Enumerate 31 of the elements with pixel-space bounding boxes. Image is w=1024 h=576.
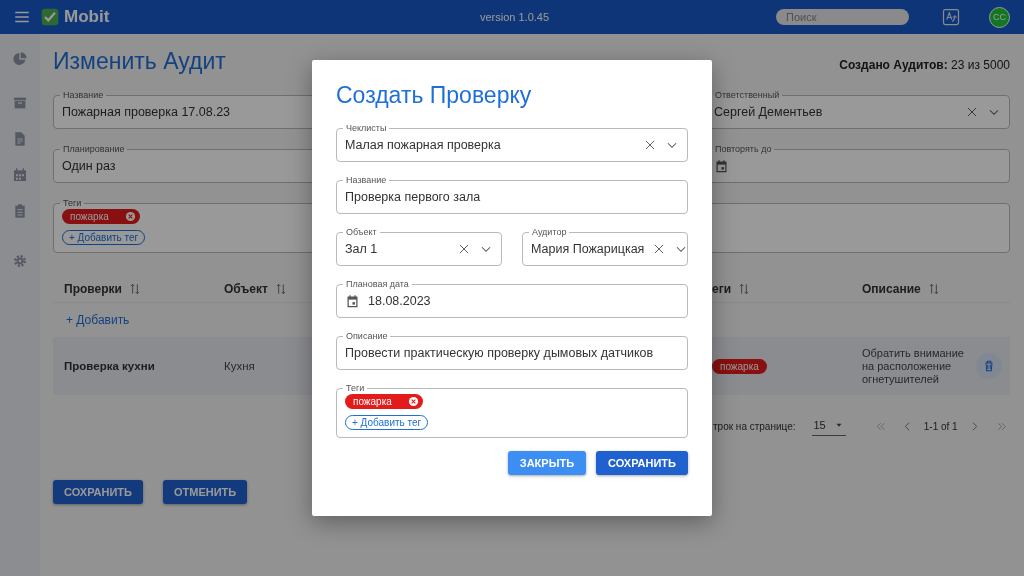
field-value: Один раз — [62, 159, 116, 173]
page-title: Изменить Аудит — [53, 48, 226, 75]
page-range: 1-1 of 1 — [923, 421, 958, 432]
field-label: Аудитор — [531, 227, 568, 237]
field-value: Провести практическую проверку дымовых датчиков — [345, 346, 654, 360]
field-value: Пожарная проверка 17.08.23 — [62, 105, 231, 119]
version-label: version 1.0.45 — [479, 11, 550, 23]
field-label: Ответственный — [714, 90, 781, 100]
field-label: Теги — [345, 383, 366, 393]
tag-label: пожарка — [353, 396, 392, 407]
table-cell-text: Кухня — [224, 360, 256, 372]
field-label: Название — [62, 90, 105, 100]
field-label: Планирование — [62, 144, 126, 154]
field-value: Сергей Дементьев — [714, 105, 824, 119]
table-cell-text: Обратить внимание на расположение огнетушителей — [862, 346, 965, 386]
field-value: Проверка первого зала — [345, 190, 481, 204]
audit-counter: Создано Аудитов: 23 из 5000 — [839, 58, 1010, 72]
tag-label: пожарка — [70, 211, 109, 222]
field-value: Зал 1 — [345, 242, 379, 256]
field-label: Теги — [62, 198, 83, 208]
field-value: 18.08.2023 — [368, 294, 431, 308]
table-cell-text: Проверка кухни — [64, 360, 156, 372]
app-name: Mobit — [64, 7, 110, 27]
field-label: Повторять до — [714, 144, 773, 154]
field-label: Объект — [345, 227, 378, 237]
field-value: Мария Пожарицкая — [531, 242, 645, 256]
field-label: Плановая дата — [345, 279, 410, 289]
field-label: Описание — [345, 331, 389, 341]
field-label: Название — [345, 175, 388, 185]
rows-per-page-label: трок на странице: — [713, 421, 796, 432]
tag-chip: пожарка — [712, 358, 767, 374]
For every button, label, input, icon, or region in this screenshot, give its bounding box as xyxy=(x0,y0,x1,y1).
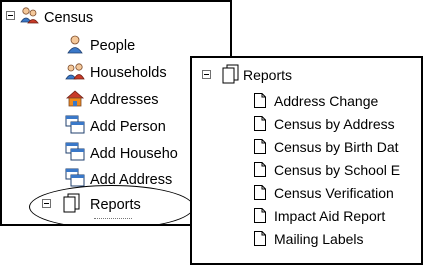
reports-tree-panel: Reports Address Change Census by Address… xyxy=(190,56,423,265)
document-icon xyxy=(254,231,266,246)
tree-item-addresses[interactable]: Addresses xyxy=(90,89,159,111)
report-item-label: Address Change xyxy=(274,93,379,109)
tree-item-label: Add Person xyxy=(90,118,166,135)
tree-item-label: People xyxy=(90,37,136,54)
report-item-address-change[interactable]: Address Change xyxy=(274,90,378,112)
document-icon xyxy=(254,162,266,177)
reports-root-label: Reports xyxy=(243,67,293,83)
report-item-census-by-address[interactable]: Census by Address xyxy=(274,113,395,135)
census-icon xyxy=(20,7,39,24)
report-item-label: Impact Aid Report xyxy=(274,208,386,224)
tree-item-add-household[interactable]: Add Househo xyxy=(90,143,178,165)
house-icon xyxy=(65,90,85,107)
document-icon xyxy=(254,208,266,223)
tree-item-households[interactable]: Households xyxy=(90,62,167,84)
tree-item-label: Households xyxy=(90,64,167,81)
household-icon xyxy=(65,63,85,80)
tree-item-label: Addresses xyxy=(90,91,159,108)
person-icon xyxy=(67,35,83,54)
tree-item-people[interactable]: People xyxy=(90,35,135,57)
census-root-label: Census xyxy=(44,9,94,26)
census-root-node[interactable]: Census xyxy=(44,7,93,29)
collapse-reports-toggle[interactable] xyxy=(202,70,211,79)
document-icon xyxy=(254,93,266,108)
tree-item-add-person[interactable]: Add Person xyxy=(90,116,166,138)
add-window-icon xyxy=(65,168,85,187)
collapse-census-toggle[interactable] xyxy=(6,11,15,20)
add-window-icon xyxy=(65,115,85,134)
report-item-census-verification[interactable]: Census Verification xyxy=(274,182,394,204)
report-item-label: Census by Birth Dat xyxy=(274,139,399,155)
document-icon xyxy=(254,185,266,200)
reports-highlight-ellipse xyxy=(29,185,194,224)
add-window-icon xyxy=(65,142,85,161)
report-item-impact-aid-report[interactable]: Impact Aid Report xyxy=(274,205,385,227)
report-item-mailing-labels[interactable]: Mailing Labels xyxy=(274,228,364,250)
reports-root-node[interactable]: Reports xyxy=(243,64,292,86)
report-item-census-by-birth-date[interactable]: Census by Birth Dat xyxy=(274,136,399,158)
report-folder-icon xyxy=(222,64,239,84)
report-item-census-by-school[interactable]: Census by School E xyxy=(274,159,400,181)
report-item-label: Census by Address xyxy=(274,116,395,132)
tree-item-label: Add Househo xyxy=(90,145,178,162)
document-icon xyxy=(254,139,266,154)
report-item-label: Census Verification xyxy=(274,185,394,201)
report-item-label: Census by School E xyxy=(274,162,401,178)
report-item-label: Mailing Labels xyxy=(274,231,364,247)
document-icon xyxy=(254,116,266,131)
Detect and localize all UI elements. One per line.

※

◆ **Exercise objective**
Count the lines in the rows above that contain the string "page", treating uppercase and lowercase as different. Reply with the number only.

◆ **The result**
3